### Available data
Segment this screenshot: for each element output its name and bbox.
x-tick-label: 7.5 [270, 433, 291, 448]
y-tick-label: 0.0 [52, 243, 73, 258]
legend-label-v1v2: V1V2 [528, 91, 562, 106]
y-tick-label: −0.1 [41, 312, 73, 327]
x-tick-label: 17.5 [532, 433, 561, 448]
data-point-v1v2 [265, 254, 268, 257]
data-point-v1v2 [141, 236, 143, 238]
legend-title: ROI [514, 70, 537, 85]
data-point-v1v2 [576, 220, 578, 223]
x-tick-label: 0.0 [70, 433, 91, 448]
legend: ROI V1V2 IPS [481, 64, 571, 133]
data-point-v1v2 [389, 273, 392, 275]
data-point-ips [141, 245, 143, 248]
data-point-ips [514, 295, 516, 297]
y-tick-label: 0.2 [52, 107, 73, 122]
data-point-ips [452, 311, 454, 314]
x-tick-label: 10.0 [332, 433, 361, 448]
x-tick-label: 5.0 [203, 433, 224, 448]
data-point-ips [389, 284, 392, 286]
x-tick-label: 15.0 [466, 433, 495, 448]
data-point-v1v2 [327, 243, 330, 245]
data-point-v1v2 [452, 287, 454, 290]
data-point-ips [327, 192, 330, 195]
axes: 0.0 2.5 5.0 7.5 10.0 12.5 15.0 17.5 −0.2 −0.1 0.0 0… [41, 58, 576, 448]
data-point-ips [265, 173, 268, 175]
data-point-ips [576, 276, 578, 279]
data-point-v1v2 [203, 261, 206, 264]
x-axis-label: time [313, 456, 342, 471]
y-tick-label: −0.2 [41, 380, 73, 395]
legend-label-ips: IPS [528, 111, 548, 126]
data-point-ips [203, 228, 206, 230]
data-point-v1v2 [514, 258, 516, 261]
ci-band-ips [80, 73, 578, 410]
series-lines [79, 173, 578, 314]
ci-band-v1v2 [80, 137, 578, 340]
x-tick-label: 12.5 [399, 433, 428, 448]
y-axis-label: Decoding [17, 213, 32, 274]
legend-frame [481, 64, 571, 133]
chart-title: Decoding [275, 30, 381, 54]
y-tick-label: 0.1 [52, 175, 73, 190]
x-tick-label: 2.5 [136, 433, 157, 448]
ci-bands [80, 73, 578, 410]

### Given instruction
Can you put the lines from the start of the records through the line containing "legend-title: ROI [514, 70, 537, 85]", both included, into a numbered list and leave out any blank lines?

### Solution to the exercise
1. Segment this screenshot: for each element output its name and bbox.
2. x-tick-label: 7.5 [270, 433, 291, 448]
3. y-tick-label: 0.0 [52, 243, 73, 258]
4. legend-label-v1v2: V1V2 [528, 91, 562, 106]
5. y-tick-label: −0.1 [41, 312, 73, 327]
6. x-tick-label: 17.5 [532, 433, 561, 448]
7. data-point-v1v2 [265, 254, 268, 257]
8. data-point-v1v2 [141, 236, 143, 238]
9. legend-title: ROI [514, 70, 537, 85]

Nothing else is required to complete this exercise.